→ What to work on
Extract every line that contains the word "dieser".

→ Items from a data source
○ ○ ○ ○

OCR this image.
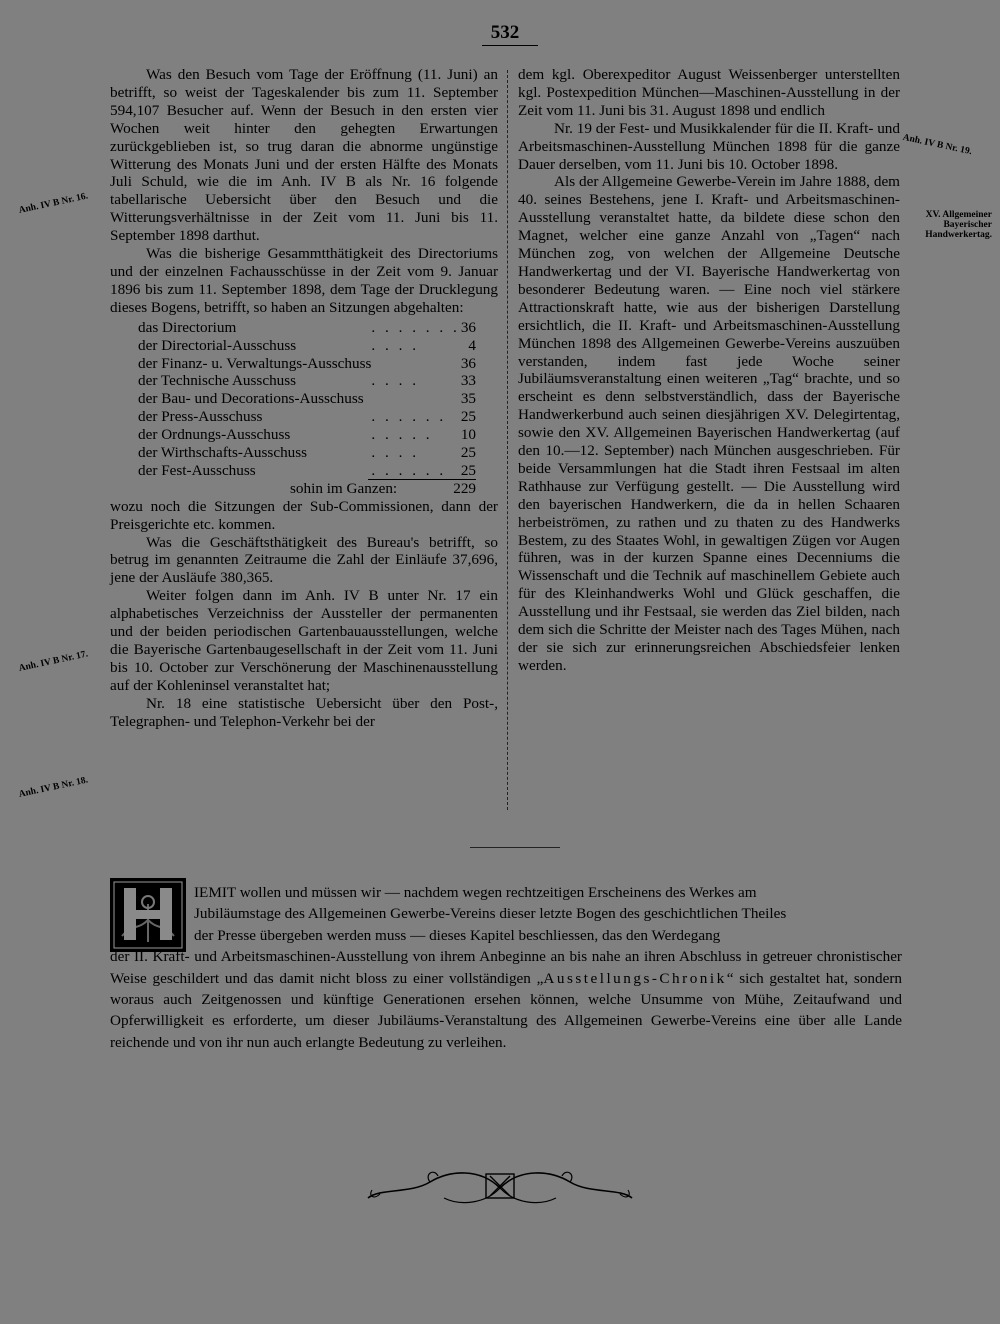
532
Anh. IV B Nr. 16.
Anh. IV B Nr. 17.
Anh. IV B Nr. 18.
Anh. IV B Nr. 19.
XV. Allgemeiner
Bayerischer
Handwerkertag.

Was den Besuch vom Tage der Eröffnung (11. Juni) an betrifft, so weist der Tageskalender bis zum 11. September 594,107 Besucher auf. Wenn der Besuch in den ersten vier Wochen weit hinter den gehegten Erwartungen zurückgeblieben ist, so trug daran die abnorme ungünstige Witterung des Monats Juni und der ersten Hälfte des Monats Juli Schuld, wie die im Anh. IV B als Nr. 16 folgende tabellarische Uebersicht über den Besuch und die Witterungsverhältnisse in der Zeit vom 11. Juni bis 11. September 1898 darthut.

Was die bisherige Gesammtthätigkeit des Directoriums und der einzelnen Fachausschüsse in der Zeit vom 9. Januar 1896 bis zum 11. September 1898, dem Tage der Drucklegung dieses Bogens, betrifft, so haben an Sitzungen abgehalten:

das Directorium	. . . . . . .	36
der Directorial-Ausschuss	. . . .	4
der Finanz- u. Verwaltungs-Ausschuss		36
der Technische Ausschuss	. . . .	33
der Bau- und Decorations-Ausschuss		35
der Press-Ausschuss	. . . . . .	25
der Ordnungs-Ausschuss	. . . . .	10
der Wirthschafts-Ausschuss	. . . .	25
der Fest-Ausschuss	. . . . . .	25
sohin im Ganzen:	229

wozu noch die Sitzungen der Sub-Commissionen, dann der Preisgerichte etc. kommen.

Was die Geschäftsthätigkeit des Bureau's betrifft, so betrug im genannten Zeitraume die Zahl der Einläufe 37,696, jene der Ausläufe 380,365.

Weiter folgen dann im Anh. IV B unter Nr. 17 ein alphabetisches Verzeichniss der Aussteller der permanenten und der beiden periodischen Gartenbauausstellungen, welche die Bayerische Gartenbaugesellschaft in der Zeit vom 11. Juni bis 10. October zur Verschönerung der Maschinenausstellung auf der Kohleninsel veranstaltet hat;

Nr. 18 eine statistische Uebersicht über den Post-, Telegraphen- und Telephon-Verkehr bei der

dem kgl. Oberexpeditor August Weissenberger unterstellten kgl. Postexpedition München—Maschinen-Ausstellung in der Zeit vom 11. Juni bis 31. August 1898 und endlich

Nr. 19 der Fest- und Musikkalender für die II. Kraft- und Arbeitsmaschinen-Ausstellung München 1898 für die ganze Dauer derselben, vom 11. Juni bis 10. October 1898.

Als der Allgemeine Gewerbe-Verein im Jahre 1888, dem 40. seines Bestehens, jene I. Kraft- und Arbeitsmaschinen-Ausstellung veranstaltet hatte, da bildete diese schon den Magnet, welcher eine ganze Anzahl von „Tagen“ nach München zog, von welchen der Allgemeine Deutsche Handwerkertag und der VI. Bayerische Handwerkertag von besonderer Bedeutung waren. — Eine noch viel stärkere Attractionskraft hatte, wie aus der bisherigen Darstellung ersichtlich, die II. Kraft- und Arbeitsmaschinen-Ausstellung München 1898 des Allgemeinen Gewerbe-Vereins auszuüben verstanden, indem fast jede Woche seiner Jubiläumsveranstaltung einen weiteren „Tag“ brachte, und so erscheint es denn selbstverständlich, dass der Bayerische Handwerkerbund auch seinen diesjährigen XV. Delegirtentag, sowie den XV. Allgemeinen Bayerischen Handwerkertag (auf den 10.—12. September) nach München ausgeschrieben. Für beide Versammlungen hat die Stadt ihren Festsaal im alten Rathhause zur Verfügung gestellt. — Die Ausstellung wird den bayerischen Handwerkern, die da in hellen Schaaren herbeiströmen, zu rathen und zu thaten zu des Handwerks Bestem, zu des Staates Wohl, in gewaltigen Zügen vor Augen führen, was in der kurzen Spanne eines Decenniums die Wissenschaft und die Technik auf maschinellem Gebiete auch für des Kleinhandwerks Wohl und Glück geschaffen, die Ausstellung und ihr Festsaal, sie werden das Ziel bilden, nach dem sich die Schritte der Meister nach des Tages Mühen, nach der sie sich zur erinnerungsreichen Abschiedsfeier lenken werden.

H
IEMIT wollen und müssen wir — nachdem wegen rechtzeitigen Erscheinens des Werkes am
Jubiläumstage des Allgemeinen Gewerbe-Vereins dieser letzte Bogen des geschichtlichen Theiles
der Presse übergeben werden muss — dieses Kapitel beschliessen, das den Werdegang
der II. Kraft- und Arbeitsmaschinen-Ausstellung von ihrem Anbeginne an bis nahe an ihren Abschluss in getreuer chronistischer Weise geschildert und das damit nicht bloss zu einer vollständigen „Ausstellungs-Chronik“ sich gestaltet hat, sondern woraus auch Zeitgenossen und künftige Generationen ersehen können, welche Unsumme von Mühe, Zeitaufwand und Opferwilligkeit es erforderte, um dieser Jubiläums-Veranstaltung des Allgemeinen Gewerbe-Vereins eine über alle Lande reichende und von ihr nun auch erlangte Bedeutung zu verleihen.
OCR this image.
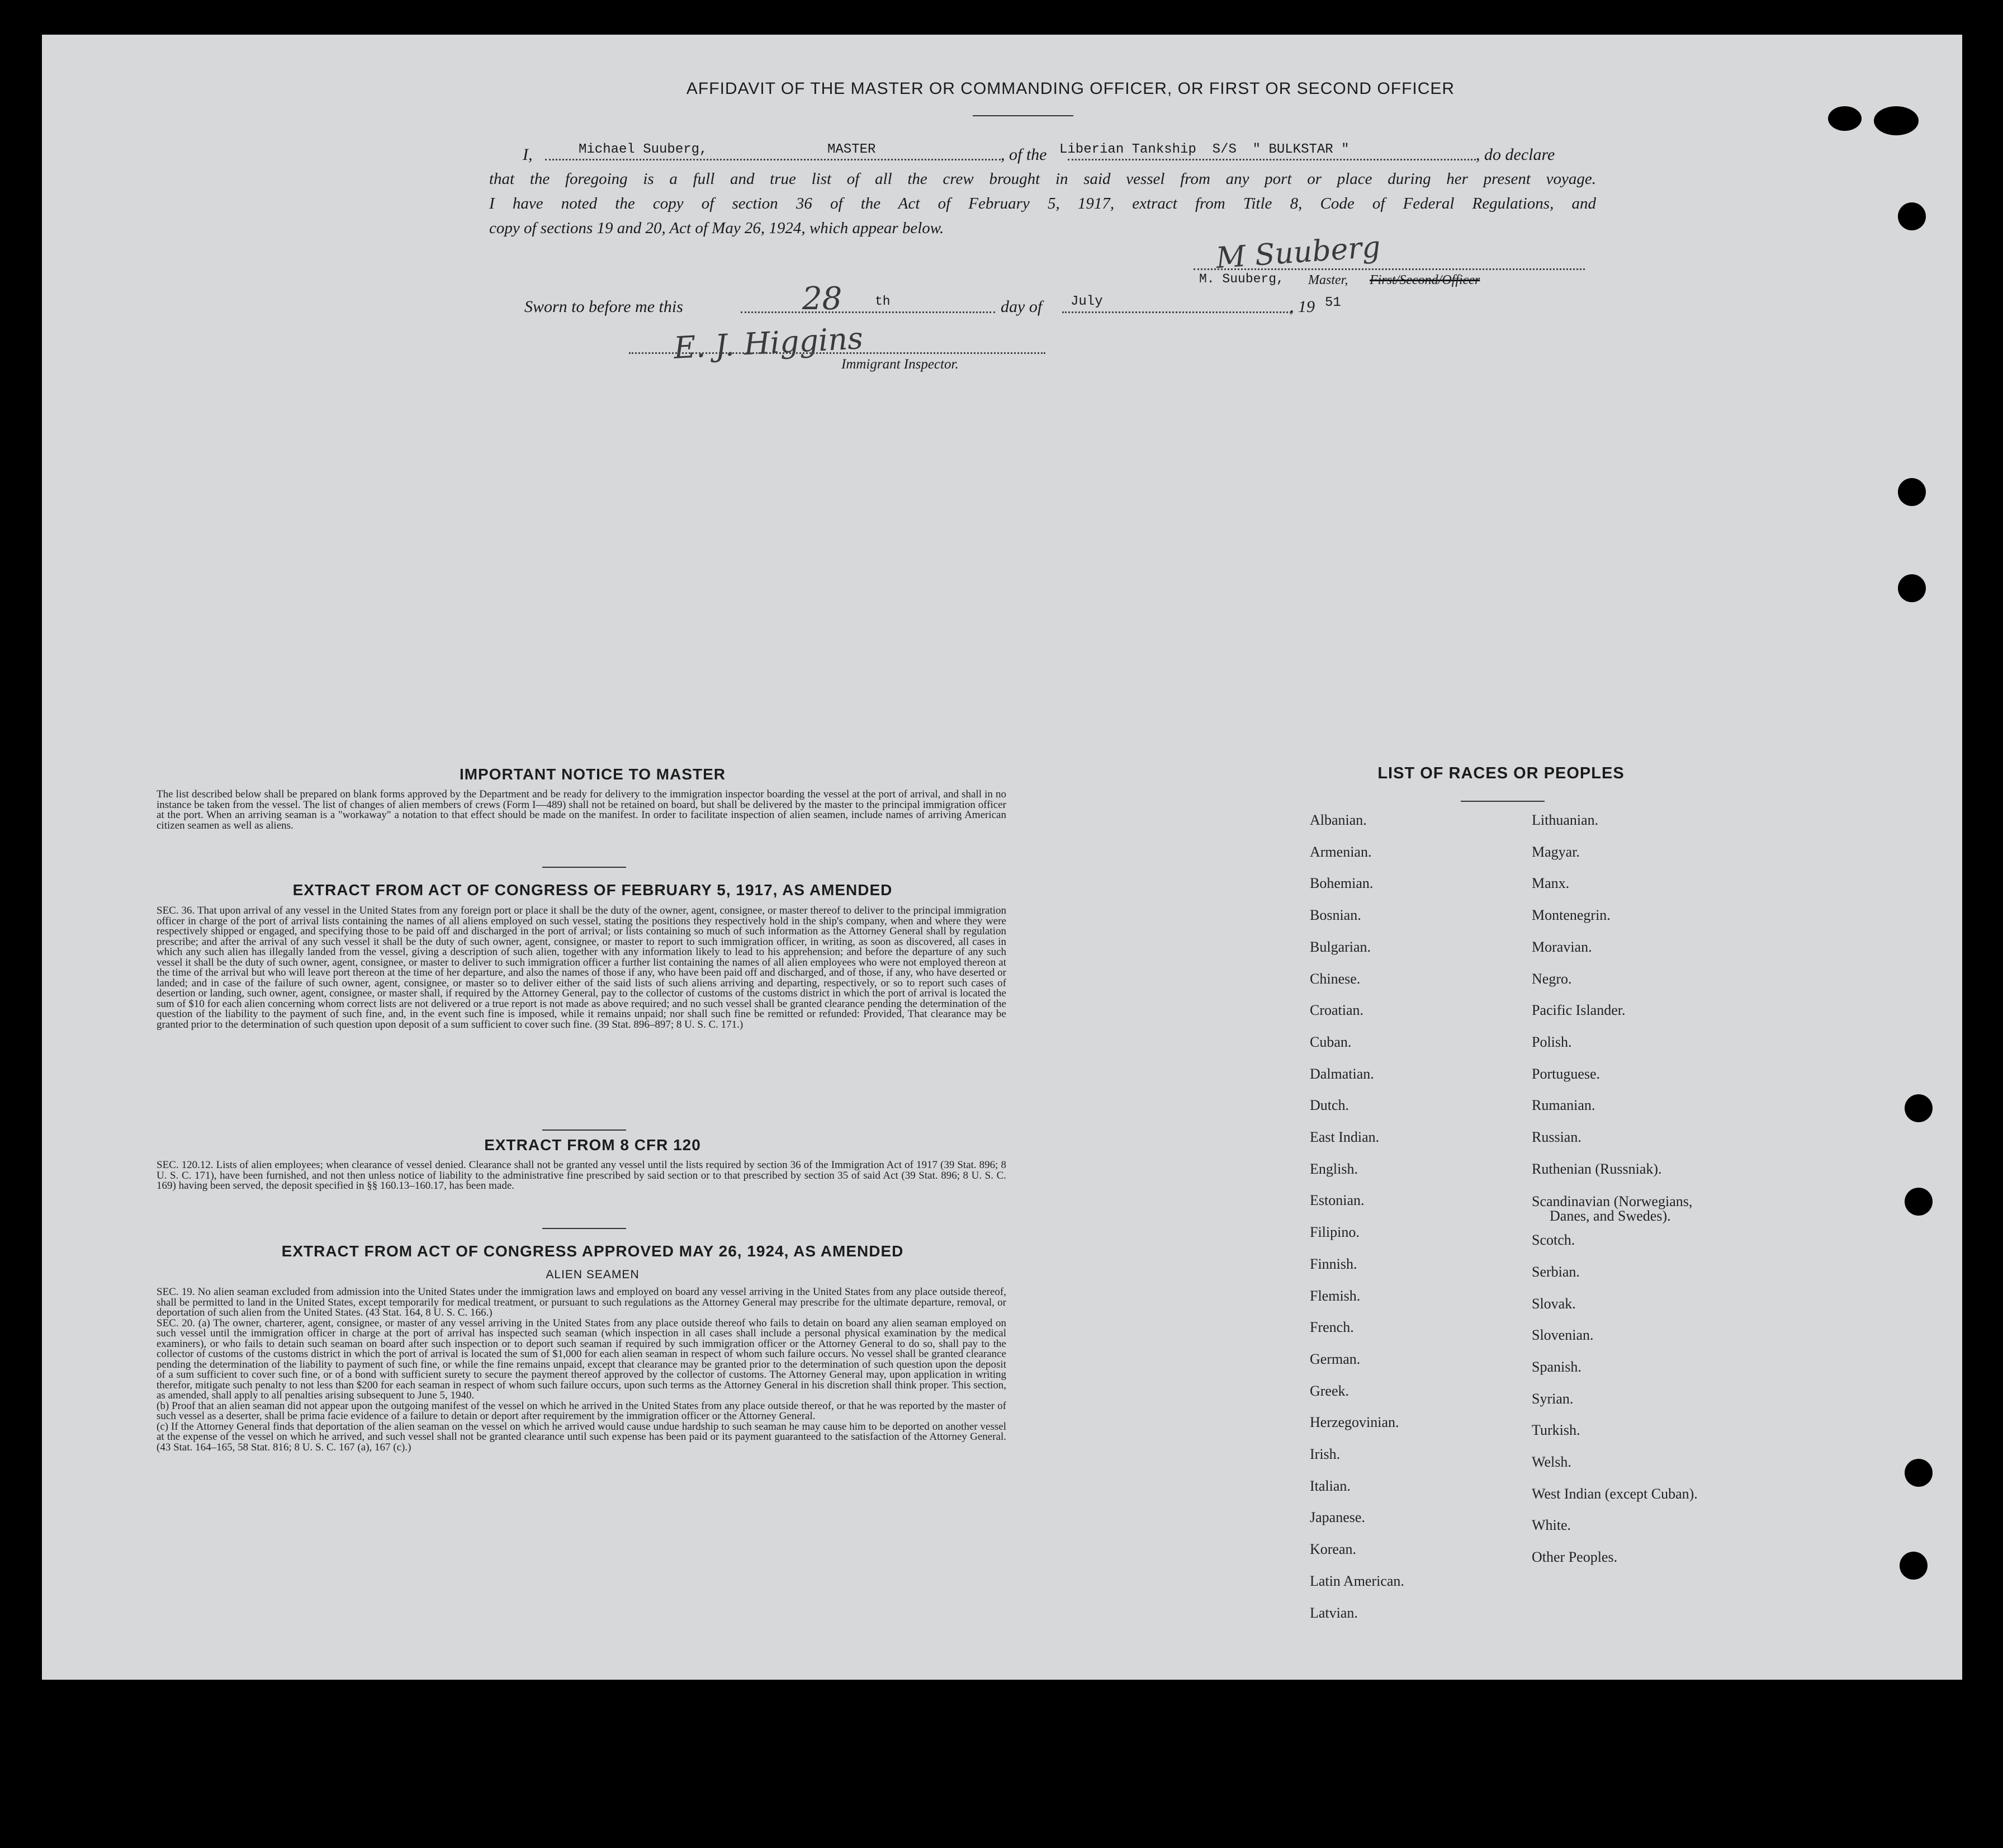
AFFIDAVIT OF THE MASTER OR COMMANDING OFFICER, OR FIRST OR SECOND OFFICER
I,	Michael Suuberg,	MASTER	, of the Liberian Tankship  S/S  " BULKSTAR "	, do declare
that the foregoing is a full and true list of all the crew brought in said vessel from any port or place during her present voyage.
I have noted the copy of section 36 of the Act of February 5, 1917, extract from Title 8, Code of Federal Regulations, and
copy of sections 19 and 20, Act of May 26, 1924, which appear below.
M Suuberg
M. Suuberg, Master, First/Second/Officer
Sworn to before me this	28	th	day of July	, 19 51
E. J. Higgins
Immigrant Inspector.
IMPORTANT NOTICE TO MASTER
The list described below shall be prepared on blank forms approved by the Department and be ready for delivery to the immigration inspector boarding the vessel at the port of arrival, and shall in no instance be taken from the vessel. The list of changes of alien members of crews (Form I—489) shall not be retained on board, but shall be delivered by the master to the principal immigration officer at the port. When an arriving seaman is a "workaway" a notation to that effect should be made on the manifest. In order to facilitate inspection of alien seamen, include names of arriving American citizen seamen as well as aliens.
EXTRACT FROM ACT OF CONGRESS OF FEBRUARY 5, 1917, AS AMENDED
SEC. 36. That upon arrival of any vessel in the United States from any foreign port or place it shall be the duty of the owner, agent, consignee, or master thereof to deliver to the principal immigration officer in charge of the port of arrival lists containing the names of all aliens employed on such vessel, stating the positions they respectively hold in the ship's company, when and where they were respectively shipped or engaged, and specifying those to be paid off and discharged in the port of arrival; or lists containing so much of such information as the Attorney General shall by regulation prescribe; and after the arrival of any such vessel it shall be the duty of such owner, agent, consignee, or master to report to such immigration officer, in writing, as soon as discovered, all cases in which any such alien has illegally landed from the vessel, giving a description of such alien, together with any information likely to lead to his apprehension; and before the departure of any such vessel it shall be the duty of such owner, agent, consignee, or master to deliver to such immigration officer a further list containing the names of all alien employees who were not employed thereon at the time of the arrival but who will leave port thereon at the time of her departure, and also the names of those if any, who have been paid off and discharged, and of those, if any, who have deserted or landed; and in case of the failure of such owner, agent, consignee, or master so to deliver either of the said lists of such aliens arriving and departing, respectively, or so to report such cases of desertion or landing, such owner, agent, consignee, or master shall, if required by the Attorney General, pay to the collector of customs of the customs district in which the port of arrival is located the sum of $10 for each alien concerning whom correct lists are not delivered or a true report is not made as above required; and no such vessel shall be granted clearance pending the determination of the question of the liability to the payment of such fine, and, in the event such fine is imposed, while it remains unpaid; nor shall such fine be remitted or refunded: Provided, That clearance may be granted prior to the determination of such question upon deposit of a sum sufficient to cover such fine. (39 Stat. 896–897; 8 U. S. C. 171.)
EXTRACT FROM 8 CFR 120
SEC. 120.12. Lists of alien employees; when clearance of vessel denied. Clearance shall not be granted any vessel until the lists required by section 36 of the Immigration Act of 1917 (39 Stat. 896; 8 U. S. C. 171), have been furnished, and not then unless notice of liability to the administrative fine prescribed by said section or to that prescribed by section 35 of said Act (39 Stat. 896; 8 U. S. C. 169) having been served, the deposit specified in §§ 160.13–160.17, has been made.
EXTRACT FROM ACT OF CONGRESS APPROVED MAY 26, 1924, AS AMENDED
ALIEN SEAMEN
SEC. 19. No alien seaman excluded from admission into the United States under the immigration laws and employed on board any vessel arriving in the United States from any place outside thereof, shall be permitted to land in the United States, except temporarily for medical treatment, or pursuant to such regulations as the Attorney General may prescribe for the ultimate departure, removal, or deportation of such alien from the United States. (43 Stat. 164, 8 U. S. C. 166.)
SEC. 20. (a) The owner, charterer, agent, consignee, or master of any vessel arriving in the United States from any place outside thereof who fails to detain on board any alien seaman employed on such vessel until the immigration officer in charge at the port of arrival has inspected such seaman (which inspection in all cases shall include a personal physical examination by the medical examiners), or who fails to detain such seaman on board after such inspection or to deport such seaman if required by such immigration officer or the Attorney General to do so, shall pay to the collector of customs of the customs district in which the port of arrival is located the sum of $1,000 for each alien seaman in respect of whom such failure occurs. No vessel shall be granted clearance pending the determination of the liability to payment of such fine, or while the fine remains unpaid, except that clearance may be granted prior to the determination of such question upon the deposit of a sum sufficient to cover such fine, or of a bond with sufficient surety to secure the payment thereof approved by the collector of customs. The Attorney General may, upon application in writing therefor, mitigate such penalty to not less than $200 for each seaman in respect of whom such failure occurs, upon such terms as the Attorney General in his discretion shall think proper. This section, as amended, shall apply to all penalties arising subsequent to June 5, 1940.
(b) Proof that an alien seaman did not appear upon the outgoing manifest of the vessel on which he arrived in the United States from any place outside thereof, or that he was reported by the master of such vessel as a deserter, shall be prima facie evidence of a failure to detain or deport after requirement by the immigration officer or the Attorney General.
(c) If the Attorney General finds that deportation of the alien seaman on the vessel on which he arrived would cause undue hardship to such seaman he may cause him to be deported on another vessel at the expense of the vessel on which he arrived, and such vessel shall not be granted clearance until such expense has been paid or its payment guaranteed to the satisfaction of the Attorney General. (43 Stat. 164–165, 58 Stat. 816; 8 U. S. C. 167 (a), 167 (c).)
LIST OF RACES OR PEOPLES
Albanian.
Armenian.
Bohemian.
Bosnian.
Bulgarian.
Chinese.
Croatian.
Cuban.
Dalmatian.
Dutch.
East Indian.
English.
Estonian.
Filipino.
Finnish.
Flemish.
French.
German.
Greek.
Herzegovinian.
Irish.
Italian.
Japanese.
Korean.
Latin American.
Latvian.
Lithuanian.
Magyar.
Manx.
Montenegrin.
Moravian.
Negro.
Pacific Islander.
Polish.
Portuguese.
Rumanian.
Russian.
Ruthenian (Russniak).
Scandinavian (Norwegians,
Danes, and Swedes).
Scotch.
Serbian.
Slovak.
Slovenian.
Spanish.
Syrian.
Turkish.
Welsh.
West Indian (except Cuban).
White.
Other Peoples.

○ ○ ○ ○

→ Right answer
Jubiläumstage des Allgemeinen Gewerbe-Vereins dieser letzte Bogen des geschichtlichen Theiles
der II. Kraft- und Arbeitsmaschinen-Ausstellung von ihrem Anbeginne an bis nahe an ihren Abschluss in getreuer chronistischer Weise geschildert und das damit nicht bloss zu einer vollständigen „Ausstellungs-Chronik“ sich gestaltet hat, sondern woraus auch Zeitgenossen und künftige Generationen ersehen können, welche Unsumme von Mühe, Zeitaufwand und Opferwilligkeit es erforderte, um dieser Jubiläums-Veranstaltung des Allgemeinen Gewerbe-Vereins eine über alle Lande reichende und von ihr nun auch erlangte Bedeutung zu verleihen.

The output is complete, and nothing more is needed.